CHALLENGE: Output the data word for word, dropping every image.

EXERCISE DATA:
------------------------------------------------

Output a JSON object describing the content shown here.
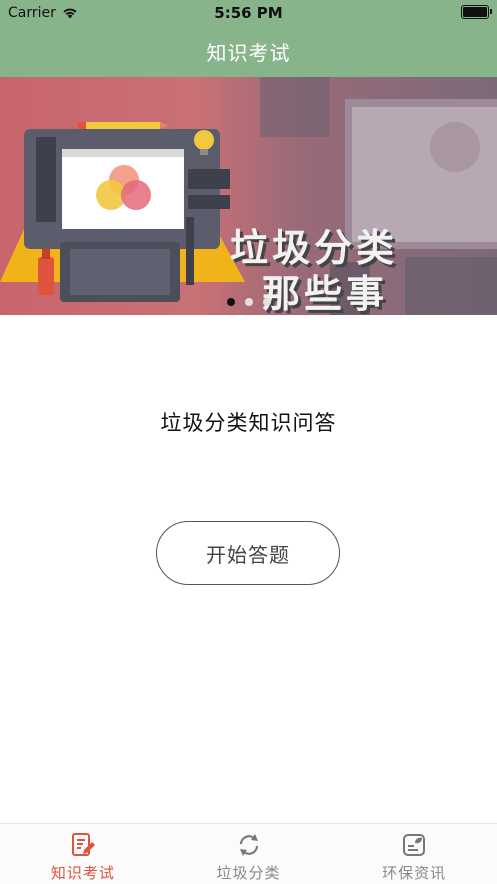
{
  "status_bar": {
    "carrier": "Carrier",
    "time": "5:56 PM"
  },
  "nav": {
    "title": "知识考试"
  },
  "banner": {
    "text_line1": "垃圾分类",
    "text_line2": "那些事",
    "dot_count": 3,
    "active_dot": 0
  },
  "main": {
    "title": "垃圾分类知识问答",
    "start_button": "开始答题"
  },
  "tab_bar": {
    "items": [
      {
        "label": "知识考试",
        "icon": "edit-note-icon",
        "active": true
      },
      {
        "label": "垃圾分类",
        "icon": "recycle-arrows-icon",
        "active": false
      },
      {
        "label": "环保资讯",
        "icon": "news-leaf-icon",
        "active": false
      }
    ]
  },
  "colors": {
    "header": "#88b48b",
    "active_tab": "#e0533d",
    "inactive_tab": "#888888"
  }
}
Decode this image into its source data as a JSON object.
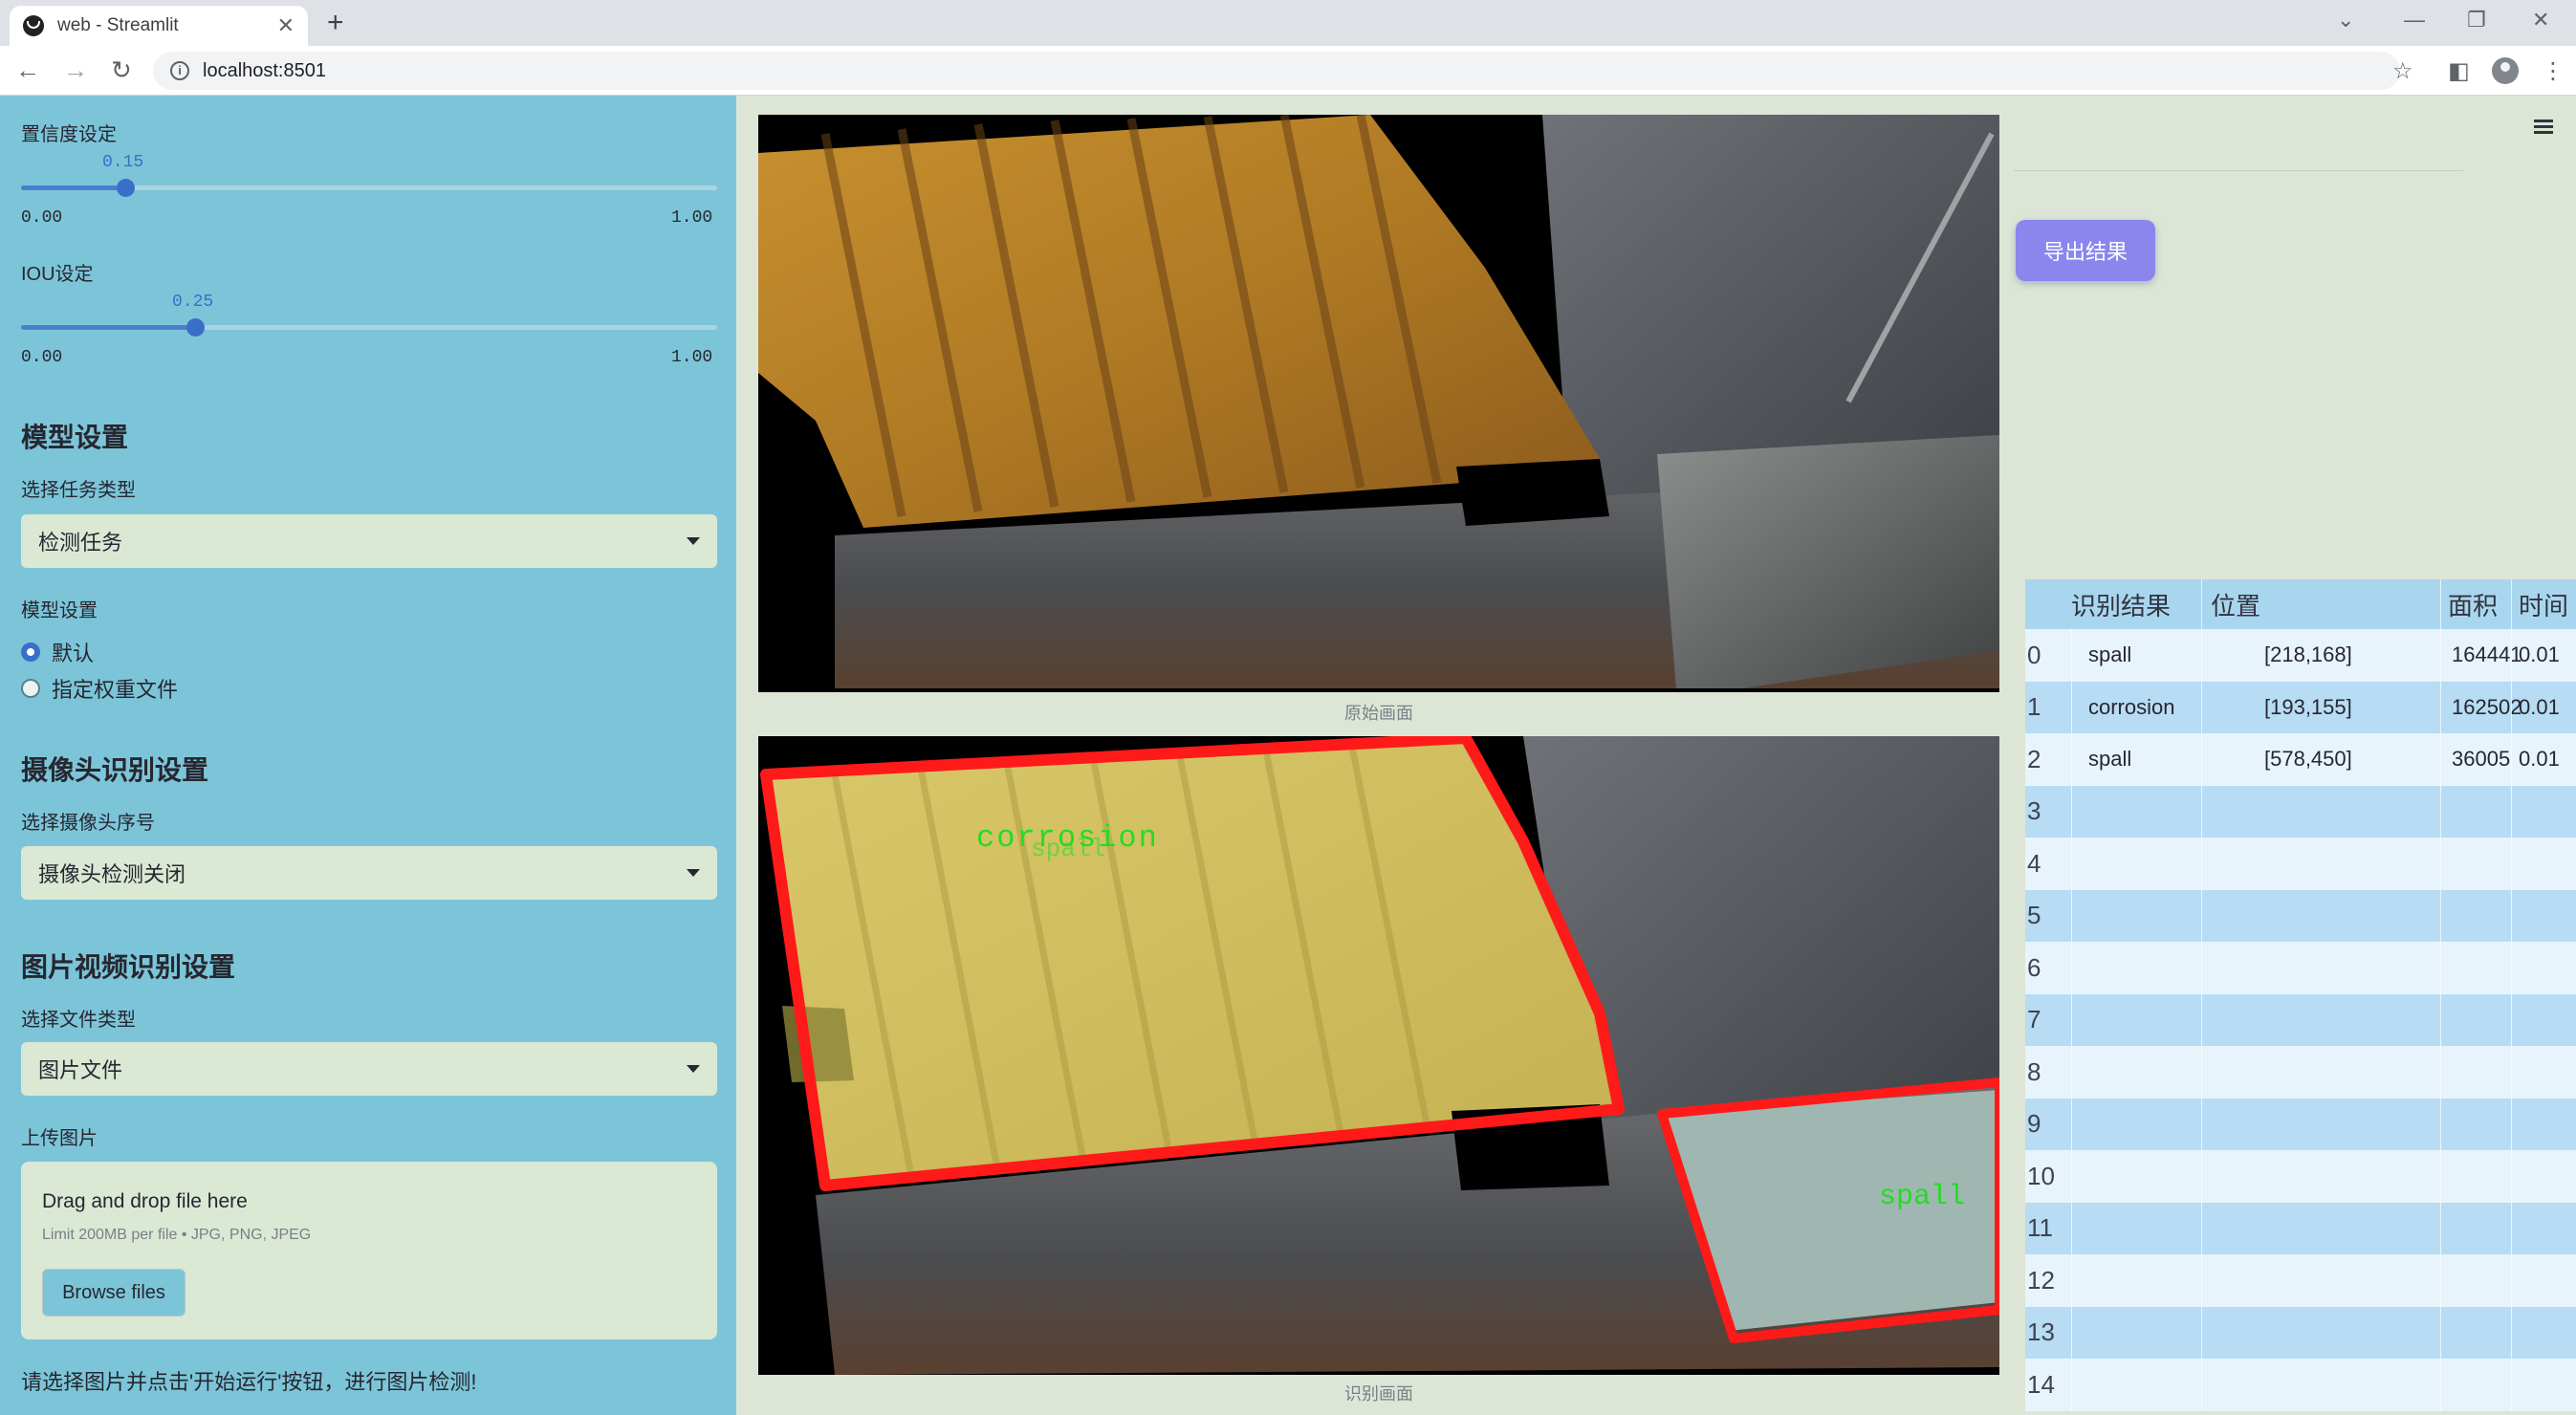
{
  "browser": {
    "tab_title": "web - Streamlit",
    "tab_close": "✕",
    "new_tab": "+",
    "url": "localhost:8501",
    "info_glyph": "i",
    "nav": {
      "back": "←",
      "forward": "→",
      "reload": "↻"
    },
    "window_controls": {
      "dropdown": "⌄",
      "minimize": "—",
      "restore": "❐",
      "close": "✕"
    },
    "toolbar_icons": {
      "star": "☆",
      "sidebar": "◧",
      "menu": "⋮"
    }
  },
  "sidebar": {
    "confidence": {
      "label": "置信度设定",
      "value": "0.15",
      "min": "0.00",
      "max": "1.00",
      "fraction": 0.15
    },
    "iou": {
      "label": "IOU设定",
      "value": "0.25",
      "min": "0.00",
      "max": "1.00",
      "fraction": 0.25
    },
    "model_section": {
      "heading": "模型设置",
      "task_label": "选择任务类型",
      "task_value": "检测任务",
      "model_label": "模型设置",
      "options": [
        "默认",
        "指定权重文件"
      ],
      "selected_option": "默认"
    },
    "camera_section": {
      "heading": "摄像头识别设置",
      "camera_label": "选择摄像头序号",
      "camera_value": "摄像头检测关闭"
    },
    "media_section": {
      "heading": "图片视频识别设置",
      "file_type_label": "选择文件类型",
      "file_type_value": "图片文件",
      "upload_label": "上传图片",
      "drop_text": "Drag and drop file here",
      "limit_text": "Limit 200MB per file • JPG, PNG, JPEG",
      "browse_label": "Browse files"
    },
    "footer_hint": "请选择图片并点击'开始运行'按钮，进行图片检测!"
  },
  "main": {
    "original_caption": "原始画面",
    "result_caption": "识别画面",
    "detection_labels": [
      "corrosion",
      "spall",
      "spall"
    ],
    "colors": {
      "box": "#ff1a1a",
      "label": "#22dd22",
      "accent": "#3a6fc9",
      "export": "#8a86ee"
    }
  },
  "right": {
    "export_label": "导出结果",
    "table": {
      "headers": [
        "识别结果",
        "位置",
        "面积",
        "时间"
      ],
      "rows": [
        {
          "idx": "0",
          "result": "spall",
          "position": "[218,168]",
          "area": "164441",
          "time": "0.01"
        },
        {
          "idx": "1",
          "result": "corrosion",
          "position": "[193,155]",
          "area": "162502",
          "time": "0.01"
        },
        {
          "idx": "2",
          "result": "spall",
          "position": "[578,450]",
          "area": "36005",
          "time": "0.01"
        },
        {
          "idx": "3",
          "result": "",
          "position": "",
          "area": "",
          "time": ""
        },
        {
          "idx": "4",
          "result": "",
          "position": "",
          "area": "",
          "time": ""
        },
        {
          "idx": "5",
          "result": "",
          "position": "",
          "area": "",
          "time": ""
        },
        {
          "idx": "6",
          "result": "",
          "position": "",
          "area": "",
          "time": ""
        },
        {
          "idx": "7",
          "result": "",
          "position": "",
          "area": "",
          "time": ""
        },
        {
          "idx": "8",
          "result": "",
          "position": "",
          "area": "",
          "time": ""
        },
        {
          "idx": "9",
          "result": "",
          "position": "",
          "area": "",
          "time": ""
        },
        {
          "idx": "10",
          "result": "",
          "position": "",
          "area": "",
          "time": ""
        },
        {
          "idx": "11",
          "result": "",
          "position": "",
          "area": "",
          "time": ""
        },
        {
          "idx": "12",
          "result": "",
          "position": "",
          "area": "",
          "time": ""
        },
        {
          "idx": "13",
          "result": "",
          "position": "",
          "area": "",
          "time": ""
        },
        {
          "idx": "14",
          "result": "",
          "position": "",
          "area": "",
          "time": ""
        }
      ]
    }
  }
}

------------------------------------------------

FINAL RESULT:
Output a JSON object describing the content shown here.
{
  "status_bar": {
    "carrier": "Carrier",
    "time": "5:56 PM"
  },
  "nav": {
    "title": "知识考试"
  },
  "banner": {
    "text_line1": "垃圾分类",
    "text_line2": "那些事",
    "dot_count": 3,
    "active_dot": 0
  },
  "main": {
    "title": "垃圾分类知识问答",
    "start_button": "开始答题"
  },
  "tab_bar": {
    "items": [
      {
        "label": "知识考试",
        "icon": "edit-note-icon",
        "active": true
      },
      {
        "label": "垃圾分类",
        "icon": "recycle-arrows-icon",
        "active": false
      },
      {
        "label": "环保资讯",
        "icon": "news-leaf-icon",
        "active": false
      }
    ]
  },
  "colors": {
    "header": "#88b48b",
    "active_tab": "#e0533d",
    "inactive_tab": "#888888"
  }
}
Decode this image into its source data as a JSON object.
{
  "browser": {
    "tab_title": "web - Streamlit",
    "tab_close": "✕",
    "new_tab": "+",
    "url": "localhost:8501",
    "info_glyph": "i",
    "nav": {
      "back": "←",
      "forward": "→",
      "reload": "↻"
    },
    "window_controls": {
      "dropdown": "⌄",
      "minimize": "—",
      "restore": "❐",
      "close": "✕"
    },
    "toolbar_icons": {
      "star": "☆",
      "sidebar": "◧",
      "menu": "⋮"
    }
  },
  "sidebar": {
    "confidence": {
      "label": "置信度设定",
      "value": "0.15",
      "min": "0.00",
      "max": "1.00",
      "fraction": 0.15
    },
    "iou": {
      "label": "IOU设定",
      "value": "0.25",
      "min": "0.00",
      "max": "1.00",
      "fraction": 0.25
    },
    "model_section": {
      "heading": "模型设置",
      "task_label": "选择任务类型",
      "task_value": "检测任务",
      "model_label": "模型设置",
      "options": [
        "默认",
        "指定权重文件"
      ],
      "selected_option": "默认"
    },
    "camera_section": {
      "heading": "摄像头识别设置",
      "camera_label": "选择摄像头序号",
      "camera_value": "摄像头检测关闭"
    },
    "media_section": {
      "heading": "图片视频识别设置",
      "file_type_label": "选择文件类型",
      "file_type_value": "图片文件",
      "upload_label": "上传图片",
      "drop_text": "Drag and drop file here",
      "limit_text": "Limit 200MB per file • JPG, PNG, JPEG",
      "browse_label": "Browse files"
    },
    "footer_hint": "请选择图片并点击'开始运行'按钮，进行图片检测!"
  },
  "main": {
    "original_caption": "原始画面",
    "result_caption": "识别画面",
    "detection_labels": [
      "corrosion",
      "spall",
      "spall"
    ],
    "colors": {
      "box": "#ff1a1a",
      "label": "#22dd22",
      "accent": "#3a6fc9",
      "export": "#8a86ee"
    }
  },
  "right": {
    "export_label": "导出结果",
    "table": {
      "headers": [
        "识别结果",
        "位置",
        "面积",
        "时间"
      ],
      "rows": [
        {
          "idx": "0",
          "result": "spall",
          "position": "[218,168]",
          "area": "164441",
          "time": "0.01"
        },
        {
          "idx": "1",
          "result": "corrosion",
          "position": "[193,155]",
          "area": "162502",
          "time": "0.01"
        },
        {
          "idx": "2",
          "result": "spall",
          "position": "[578,450]",
          "area": "36005",
          "time": "0.01"
        },
        {
          "idx": "3",
          "result": "",
          "position": "",
          "area": "",
          "time": ""
        },
        {
          "idx": "4",
          "result": "",
          "position": "",
          "area": "",
          "time": ""
        },
        {
          "idx": "5",
          "result": "",
          "position": "",
          "area": "",
          "time": ""
        },
        {
          "idx": "6",
          "result": "",
          "position": "",
          "area": "",
          "time": ""
        },
        {
          "idx": "7",
          "result": "",
          "position": "",
          "area": "",
          "time": ""
        },
        {
          "idx": "8",
          "result": "",
          "position": "",
          "area": "",
          "time": ""
        },
        {
          "idx": "9",
          "result": "",
          "position": "",
          "area": "",
          "time": ""
        },
        {
          "idx": "10",
          "result": "",
          "position": "",
          "area": "",
          "time": ""
        },
        {
          "idx": "11",
          "result": "",
          "position": "",
          "area": "",
          "time": ""
        },
        {
          "idx": "12",
          "result": "",
          "position": "",
          "area": "",
          "time": ""
        },
        {
          "idx": "13",
          "result": "",
          "position": "",
          "area": "",
          "time": ""
        },
        {
          "idx": "14",
          "result": "",
          "position": "",
          "area": "",
          "time": ""
        }
      ]
    }
  }
}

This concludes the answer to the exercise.